TASK TO COMPLETE:
Extract every line of the material that holds the string "this".

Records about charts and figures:
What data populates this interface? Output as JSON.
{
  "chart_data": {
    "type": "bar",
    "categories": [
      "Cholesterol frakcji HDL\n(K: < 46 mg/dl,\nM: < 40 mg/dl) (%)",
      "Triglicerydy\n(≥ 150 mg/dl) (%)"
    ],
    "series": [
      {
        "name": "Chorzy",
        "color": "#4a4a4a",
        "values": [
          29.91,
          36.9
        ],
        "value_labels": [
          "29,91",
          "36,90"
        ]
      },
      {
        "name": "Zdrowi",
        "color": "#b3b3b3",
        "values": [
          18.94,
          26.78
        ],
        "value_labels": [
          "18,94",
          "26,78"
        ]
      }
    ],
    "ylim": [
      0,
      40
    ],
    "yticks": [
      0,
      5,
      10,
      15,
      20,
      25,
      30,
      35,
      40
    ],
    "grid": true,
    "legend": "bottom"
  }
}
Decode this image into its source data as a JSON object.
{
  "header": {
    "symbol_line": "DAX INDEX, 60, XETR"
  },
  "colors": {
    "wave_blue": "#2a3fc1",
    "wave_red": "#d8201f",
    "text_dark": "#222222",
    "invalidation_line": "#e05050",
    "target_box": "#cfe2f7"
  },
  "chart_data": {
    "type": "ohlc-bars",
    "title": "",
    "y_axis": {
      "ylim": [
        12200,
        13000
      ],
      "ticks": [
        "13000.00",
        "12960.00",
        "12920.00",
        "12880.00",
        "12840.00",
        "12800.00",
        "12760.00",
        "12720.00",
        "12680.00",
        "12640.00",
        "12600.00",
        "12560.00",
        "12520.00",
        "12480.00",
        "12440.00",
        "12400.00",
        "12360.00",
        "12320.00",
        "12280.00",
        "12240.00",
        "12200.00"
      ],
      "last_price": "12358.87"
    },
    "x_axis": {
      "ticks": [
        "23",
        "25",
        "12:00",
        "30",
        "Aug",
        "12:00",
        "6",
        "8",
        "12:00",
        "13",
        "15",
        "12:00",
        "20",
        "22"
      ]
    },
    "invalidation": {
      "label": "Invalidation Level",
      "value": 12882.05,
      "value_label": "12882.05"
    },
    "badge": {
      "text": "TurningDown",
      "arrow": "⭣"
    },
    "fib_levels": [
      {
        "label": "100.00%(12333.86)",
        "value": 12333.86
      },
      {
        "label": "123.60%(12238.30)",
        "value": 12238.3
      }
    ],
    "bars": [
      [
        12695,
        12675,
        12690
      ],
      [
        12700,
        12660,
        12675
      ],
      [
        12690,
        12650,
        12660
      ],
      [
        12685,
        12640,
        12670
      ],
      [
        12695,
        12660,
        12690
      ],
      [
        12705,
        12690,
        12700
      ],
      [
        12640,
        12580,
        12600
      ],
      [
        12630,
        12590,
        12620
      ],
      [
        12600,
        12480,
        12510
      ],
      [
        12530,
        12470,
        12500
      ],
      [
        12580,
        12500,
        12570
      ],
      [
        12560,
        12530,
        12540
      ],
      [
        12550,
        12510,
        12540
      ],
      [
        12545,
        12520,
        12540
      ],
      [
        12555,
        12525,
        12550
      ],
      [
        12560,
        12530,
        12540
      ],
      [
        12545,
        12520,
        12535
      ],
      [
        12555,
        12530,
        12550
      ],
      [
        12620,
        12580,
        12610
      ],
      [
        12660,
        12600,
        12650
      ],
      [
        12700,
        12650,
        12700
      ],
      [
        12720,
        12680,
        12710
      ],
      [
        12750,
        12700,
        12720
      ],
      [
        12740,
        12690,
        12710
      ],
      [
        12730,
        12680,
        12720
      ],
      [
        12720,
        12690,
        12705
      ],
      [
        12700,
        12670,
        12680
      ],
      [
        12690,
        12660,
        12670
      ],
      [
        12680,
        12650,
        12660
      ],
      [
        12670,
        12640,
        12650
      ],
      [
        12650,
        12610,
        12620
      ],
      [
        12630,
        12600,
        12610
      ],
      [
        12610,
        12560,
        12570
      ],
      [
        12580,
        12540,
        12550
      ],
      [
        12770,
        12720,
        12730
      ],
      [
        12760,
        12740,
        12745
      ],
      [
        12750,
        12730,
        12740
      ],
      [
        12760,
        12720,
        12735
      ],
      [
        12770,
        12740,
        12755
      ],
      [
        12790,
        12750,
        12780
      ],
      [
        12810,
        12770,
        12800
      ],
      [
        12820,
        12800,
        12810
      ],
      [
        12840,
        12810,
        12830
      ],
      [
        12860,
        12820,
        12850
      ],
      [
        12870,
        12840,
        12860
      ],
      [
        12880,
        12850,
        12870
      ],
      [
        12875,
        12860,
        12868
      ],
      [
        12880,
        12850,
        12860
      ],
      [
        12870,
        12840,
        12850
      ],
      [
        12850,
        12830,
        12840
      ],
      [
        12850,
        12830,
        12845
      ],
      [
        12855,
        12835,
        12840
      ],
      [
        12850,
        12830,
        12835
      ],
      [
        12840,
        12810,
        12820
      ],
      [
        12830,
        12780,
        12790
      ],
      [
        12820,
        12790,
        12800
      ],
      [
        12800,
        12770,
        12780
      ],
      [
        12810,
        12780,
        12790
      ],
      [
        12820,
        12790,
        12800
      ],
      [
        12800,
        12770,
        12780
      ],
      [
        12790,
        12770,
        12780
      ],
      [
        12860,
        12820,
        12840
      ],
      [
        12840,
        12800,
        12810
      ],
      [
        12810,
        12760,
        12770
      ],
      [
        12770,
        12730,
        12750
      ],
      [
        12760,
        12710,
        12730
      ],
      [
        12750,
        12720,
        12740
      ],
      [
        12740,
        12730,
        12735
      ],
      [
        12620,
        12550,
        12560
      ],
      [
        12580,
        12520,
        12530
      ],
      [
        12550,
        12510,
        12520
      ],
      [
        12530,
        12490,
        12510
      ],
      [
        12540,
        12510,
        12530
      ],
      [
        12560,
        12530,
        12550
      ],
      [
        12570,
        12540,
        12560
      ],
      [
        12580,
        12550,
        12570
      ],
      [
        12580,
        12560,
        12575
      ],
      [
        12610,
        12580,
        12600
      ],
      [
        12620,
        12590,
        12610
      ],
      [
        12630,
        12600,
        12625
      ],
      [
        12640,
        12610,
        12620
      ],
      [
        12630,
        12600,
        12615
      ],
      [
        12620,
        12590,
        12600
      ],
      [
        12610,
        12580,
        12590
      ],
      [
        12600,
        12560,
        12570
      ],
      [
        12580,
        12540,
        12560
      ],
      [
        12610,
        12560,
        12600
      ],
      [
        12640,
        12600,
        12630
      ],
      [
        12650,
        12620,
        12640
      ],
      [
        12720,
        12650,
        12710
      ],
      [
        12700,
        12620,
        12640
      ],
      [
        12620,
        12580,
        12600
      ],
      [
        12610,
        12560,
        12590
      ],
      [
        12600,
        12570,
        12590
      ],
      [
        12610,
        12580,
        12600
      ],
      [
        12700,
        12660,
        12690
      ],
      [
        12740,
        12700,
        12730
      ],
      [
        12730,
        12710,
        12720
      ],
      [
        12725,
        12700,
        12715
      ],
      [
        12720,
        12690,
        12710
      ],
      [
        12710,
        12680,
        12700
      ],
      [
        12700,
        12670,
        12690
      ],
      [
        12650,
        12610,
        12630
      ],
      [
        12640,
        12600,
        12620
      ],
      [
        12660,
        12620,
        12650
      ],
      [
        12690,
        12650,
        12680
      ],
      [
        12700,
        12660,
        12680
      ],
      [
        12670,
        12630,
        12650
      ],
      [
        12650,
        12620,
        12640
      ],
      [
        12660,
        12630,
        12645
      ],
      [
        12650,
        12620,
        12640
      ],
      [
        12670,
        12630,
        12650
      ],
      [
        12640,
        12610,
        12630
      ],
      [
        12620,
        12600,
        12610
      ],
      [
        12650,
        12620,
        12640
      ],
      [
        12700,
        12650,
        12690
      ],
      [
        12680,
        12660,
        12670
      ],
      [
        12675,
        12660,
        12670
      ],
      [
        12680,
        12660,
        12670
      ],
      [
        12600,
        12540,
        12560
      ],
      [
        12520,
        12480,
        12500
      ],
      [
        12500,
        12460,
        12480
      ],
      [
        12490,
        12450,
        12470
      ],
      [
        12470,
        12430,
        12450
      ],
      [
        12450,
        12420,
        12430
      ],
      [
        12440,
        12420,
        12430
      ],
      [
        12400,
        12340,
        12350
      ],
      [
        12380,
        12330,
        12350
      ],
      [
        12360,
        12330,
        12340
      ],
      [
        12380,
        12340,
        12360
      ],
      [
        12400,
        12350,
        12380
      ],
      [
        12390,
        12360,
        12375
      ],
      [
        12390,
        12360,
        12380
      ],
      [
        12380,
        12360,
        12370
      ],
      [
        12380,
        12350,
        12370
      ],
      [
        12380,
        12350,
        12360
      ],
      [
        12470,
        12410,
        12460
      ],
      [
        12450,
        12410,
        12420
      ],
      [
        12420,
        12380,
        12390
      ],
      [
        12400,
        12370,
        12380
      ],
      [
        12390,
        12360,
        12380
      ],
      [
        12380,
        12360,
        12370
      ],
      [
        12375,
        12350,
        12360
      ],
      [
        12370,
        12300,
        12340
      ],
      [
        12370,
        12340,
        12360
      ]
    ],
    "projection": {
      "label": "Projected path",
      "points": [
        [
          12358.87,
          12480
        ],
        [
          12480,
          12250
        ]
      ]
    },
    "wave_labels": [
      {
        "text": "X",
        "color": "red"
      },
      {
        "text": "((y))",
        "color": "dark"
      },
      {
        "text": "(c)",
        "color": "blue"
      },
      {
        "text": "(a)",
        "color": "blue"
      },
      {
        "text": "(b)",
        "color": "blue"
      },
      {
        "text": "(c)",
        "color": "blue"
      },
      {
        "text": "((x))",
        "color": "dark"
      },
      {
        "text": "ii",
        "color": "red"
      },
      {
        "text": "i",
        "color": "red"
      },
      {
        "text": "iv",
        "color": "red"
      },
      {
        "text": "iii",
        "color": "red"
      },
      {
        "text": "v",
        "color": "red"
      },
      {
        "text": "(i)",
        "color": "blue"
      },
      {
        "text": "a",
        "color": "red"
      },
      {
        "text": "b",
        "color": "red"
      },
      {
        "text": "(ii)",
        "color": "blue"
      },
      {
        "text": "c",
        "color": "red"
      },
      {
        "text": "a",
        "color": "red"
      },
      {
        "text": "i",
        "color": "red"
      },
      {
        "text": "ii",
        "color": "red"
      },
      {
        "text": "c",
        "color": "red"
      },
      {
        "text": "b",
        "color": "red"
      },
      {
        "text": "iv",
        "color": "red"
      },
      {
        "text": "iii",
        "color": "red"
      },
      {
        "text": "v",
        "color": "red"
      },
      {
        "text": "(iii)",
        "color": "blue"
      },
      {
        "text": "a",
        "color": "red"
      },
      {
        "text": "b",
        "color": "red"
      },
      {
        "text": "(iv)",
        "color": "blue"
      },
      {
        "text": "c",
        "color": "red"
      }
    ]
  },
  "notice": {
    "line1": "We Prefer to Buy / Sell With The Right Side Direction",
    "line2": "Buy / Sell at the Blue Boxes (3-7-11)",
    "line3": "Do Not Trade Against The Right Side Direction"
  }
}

RESULT OF THE TASK:
What data populates this interface? Output as JSON.
Decode this image into its source data as a JSON object.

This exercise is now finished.